__SET EXERCISE__
Quote the entries word for word. Omit the pictures.

============

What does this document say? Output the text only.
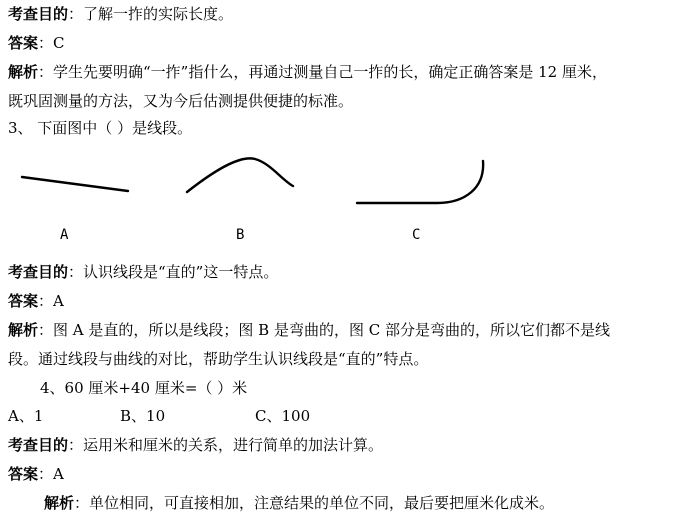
考查目的：了解一拃的实际长度。
答案：C
解析：学生先要明确“一拃”指什么，再通过测量自己一拃的长，确定正确答案是 12 厘米，
既巩固测量的方法，又为今后估测提供便捷的标准。
3、 下面图中（ ）是线段。
A	B	C
考查目的：认识线段是“直的”这一特点。
答案：A
解析：图 A 是直的，所以是线段；图 B 是弯曲的，图 C 部分是弯曲的，所以它们都不是线
段。通过线段与曲线的对比，帮助学生认识线段是“直的”特点。
4、60 厘米+40 厘米=（ ）米
A、1	B、10	C、100
考查目的：运用米和厘米的关系，进行简单的加法计算。
答案：A
解析：单位相同，可直接相加，注意结果的单位不同，最后要把厘米化成米。
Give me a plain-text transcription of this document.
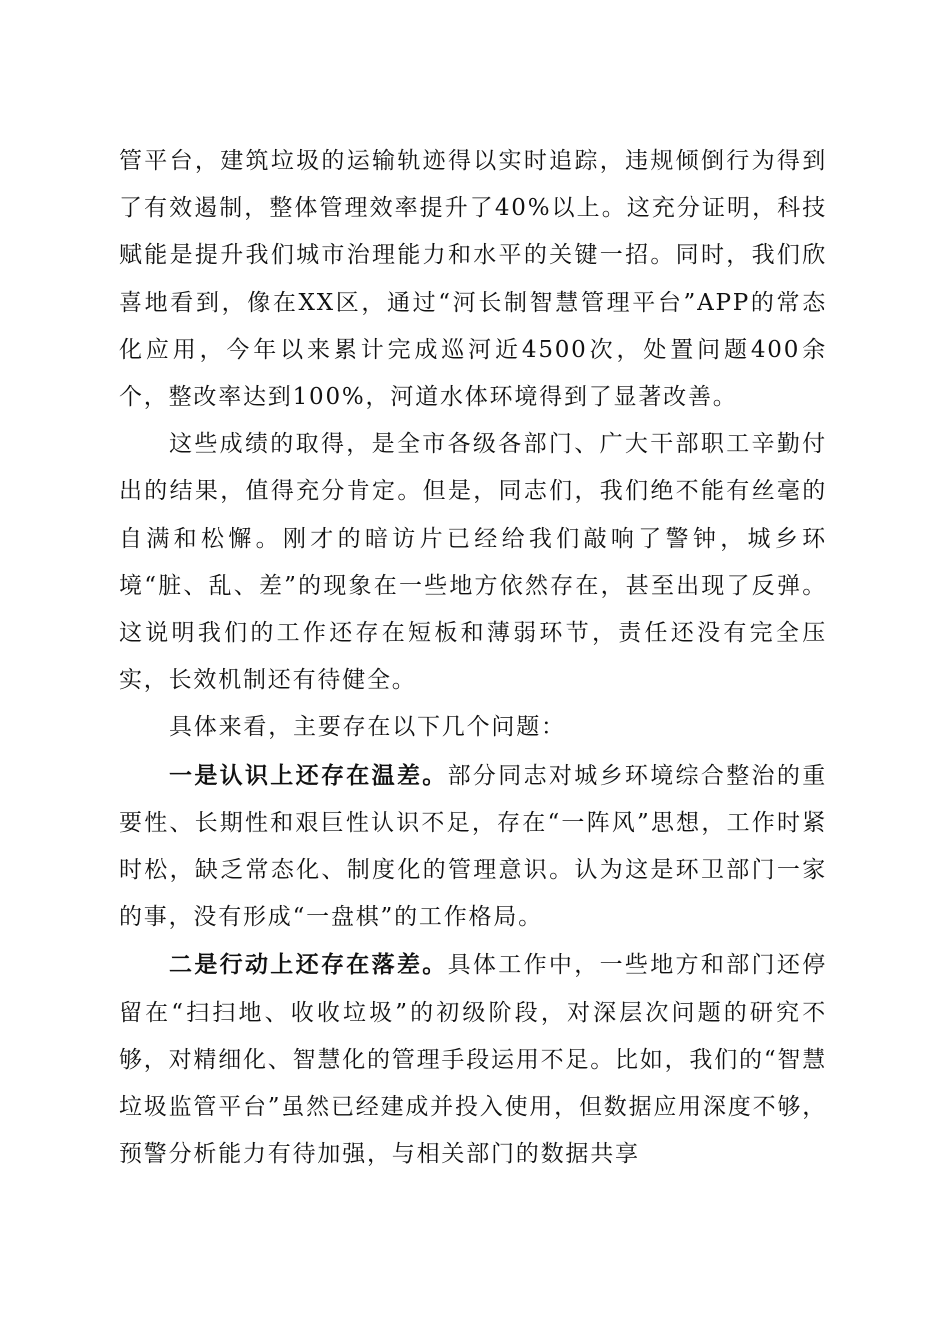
管平台，建筑垃圾的运输轨迹得以实时追踪，违规倾倒行为得到了有效遏制，整体管理效率提升了40%以上。这充分证明，科技赋能是提升我们城市治理能力和水平的关键一招。同时，我们欣喜地看到，像在XX区，通过“河长制智慧管理平台”APP的常态化应用，今年以来累计完成巡河近4500次，处置问题400余个，整改率达到100%，河道水体环境得到了显著改善。

这些成绩的取得，是全市各级各部门、广大干部职工辛勤付出的结果，值得充分肯定。但是，同志们，我们绝不能有丝毫的自满和松懈。刚才的暗访片已经给我们敲响了警钟，城乡环境“脏、乱、差”的现象在一些地方依然存在，甚至出现了反弹。这说明我们的工作还存在短板和薄弱环节，责任还没有完全压实，长效机制还有待健全。

具体来看，主要存在以下几个问题：

一是认识上还存在温差。部分同志对城乡环境综合整治的重要性、长期性和艰巨性认识不足，存在“一阵风”思想，工作时紧时松，缺乏常态化、制度化的管理意识。认为这是环卫部门一家的事，没有形成“一盘棋”的工作格局。

二是行动上还存在落差。具体工作中，一些地方和部门还停留在“扫扫地、收收垃圾”的初级阶段，对深层次问题的研究不够，对精细化、智慧化的管理手段运用不足。比如，我们的“智慧垃圾监管平台”虽然已经建成并投入使用，但数据应用深度不够，预警分析能力有待加强，与相关部门的数据共享
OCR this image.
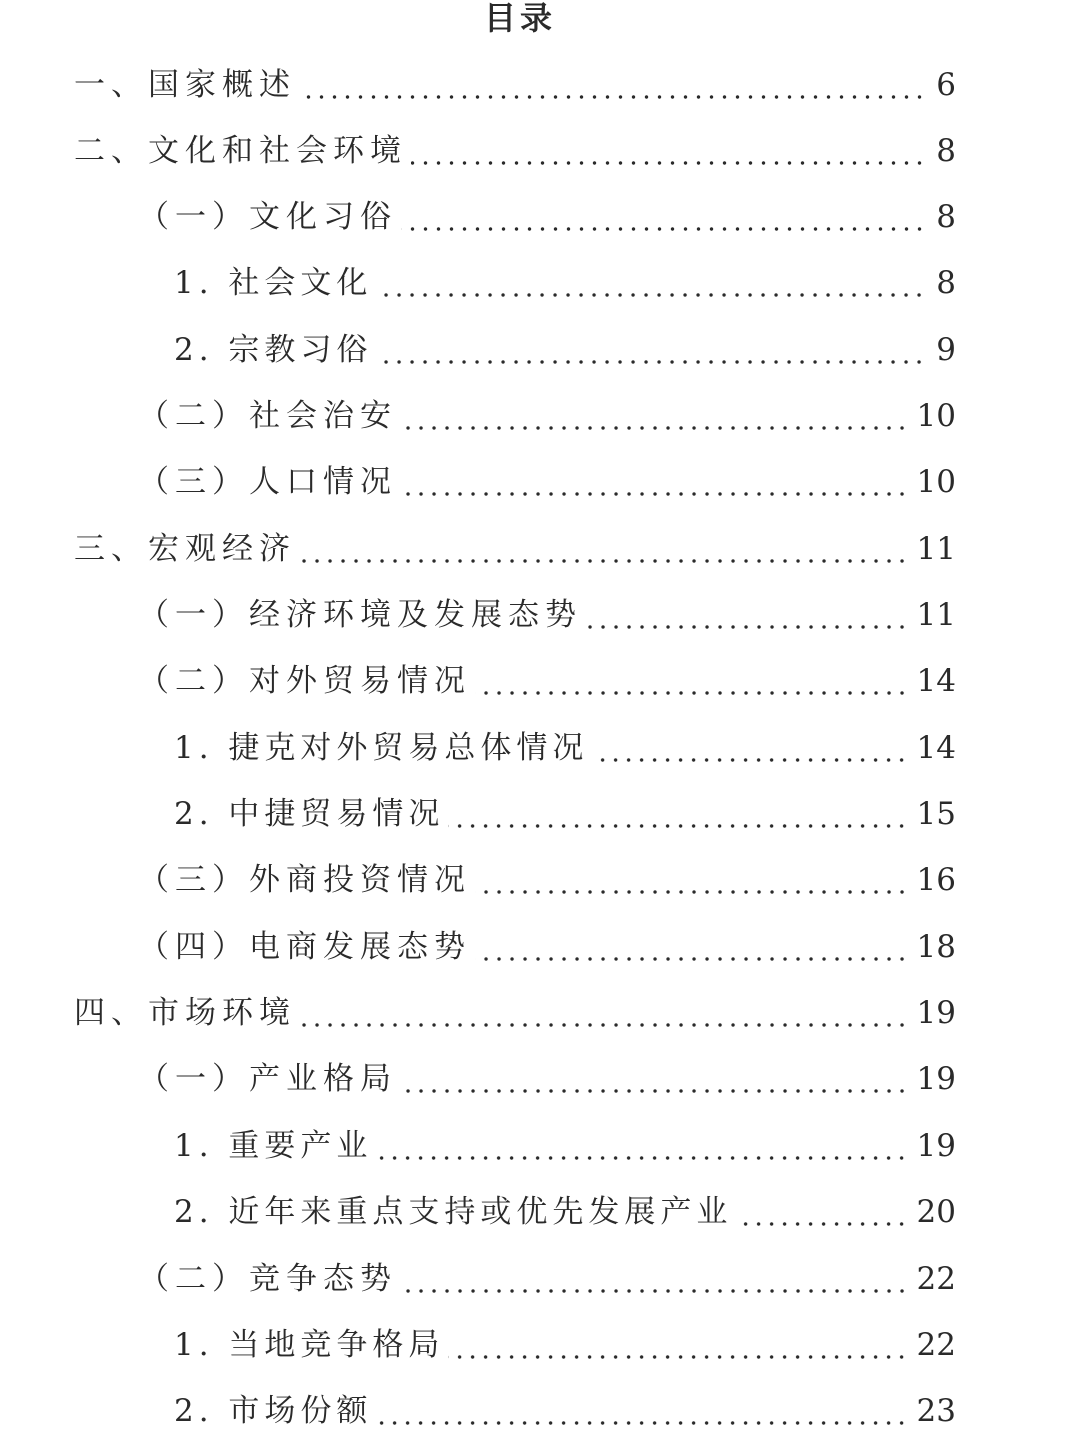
目录
一、国家概述	6
二、文化和社会环境	8
（一）文化习俗	8
1. 社会文化	8
2. 宗教习俗	9
（二）社会治安	10
（三）人口情况	10
三、宏观经济	11
（一）经济环境及发展态势	11
（二）对外贸易情况	14
1. 捷克对外贸易总体情况	14
2. 中捷贸易情况	15
（三）外商投资情况	16
（四）电商发展态势	18
四、市场环境	19
（一）产业格局	19
1. 重要产业	19
2. 近年来重点支持或优先发展产业	20
（二）竞争态势	22
1. 当地竞争格局	22
2. 市场份额	23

============

__OUTPUT FOR THIS EXERCISE__
What does this document say? Output the text only.
考查目的：了解一拃的实际长度。
答案：C
解析：学生先要明确“一拃”指什么，再通过测量自己一拃的长，确定正确答案是 12 厘米，
既巩固测量的方法，又为今后估测提供便捷的标准。
3、 下面图中（ ）是线段。
A	B	C
考查目的：认识线段是“直的”这一特点。
答案：A
解析：图 A 是直的，所以是线段；图 B 是弯曲的，图 C 部分是弯曲的，所以它们都不是线
段。通过线段与曲线的对比，帮助学生认识线段是“直的”特点。
4、60 厘米+40 厘米=（ ）米
A、1	B、10	C、100
考查目的：运用米和厘米的关系，进行简单的加法计算。
答案：A
解析：单位相同，可直接相加，注意结果的单位不同，最后要把厘米化成米。
Give me a plain-text transcription of this document.
管平台，建筑垃圾的运输轨迹得以实时追踪，违规倾倒行为得到了有效遏制，整体管理效率提升了40%以上。这充分证明，科技赋能是提升我们城市治理能力和水平的关键一招。同时，我们欣喜地看到，像在XX区，通过“河长制智慧管理平台”APP的常态化应用，今年以来累计完成巡河近4500次，处置问题400余个，整改率达到100%，河道水体环境得到了显著改善。

这些成绩的取得，是全市各级各部门、广大干部职工辛勤付出的结果，值得充分肯定。但是，同志们，我们绝不能有丝毫的自满和松懈。刚才的暗访片已经给我们敲响了警钟，城乡环境“脏、乱、差”的现象在一些地方依然存在，甚至出现了反弹。这说明我们的工作还存在短板和薄弱环节，责任还没有完全压实，长效机制还有待健全。

具体来看，主要存在以下几个问题：

一是认识上还存在温差。部分同志对城乡环境综合整治的重要性、长期性和艰巨性认识不足，存在“一阵风”思想，工作时紧时松，缺乏常态化、制度化的管理意识。认为这是环卫部门一家的事，没有形成“一盘棋”的工作格局。

二是行动上还存在落差。具体工作中，一些地方和部门还停留在“扫扫地、收收垃圾”的初级阶段，对深层次问题的研究不够，对精细化、智慧化的管理手段运用不足。比如，我们的“智慧垃圾监管平台”虽然已经建成并投入使用，但数据应用深度不够，预警分析能力有待加强，与相关部门的数据共享
OCR this image.
目录
一、国家概述	6
二、文化和社会环境	8
（一）文化习俗	8
1. 社会文化	8
2. 宗教习俗	9
（二）社会治安	10
（三）人口情况	10
三、宏观经济	11
（一）经济环境及发展态势	11
（二）对外贸易情况	14
1. 捷克对外贸易总体情况	14
2. 中捷贸易情况	15
（三）外商投资情况	16
（四）电商发展态势	18
四、市场环境	19
（一）产业格局	19
1. 重要产业	19
2. 近年来重点支持或优先发展产业	20
（二）竞争态势	22
1. 当地竞争格局	22
2. 市场份额	23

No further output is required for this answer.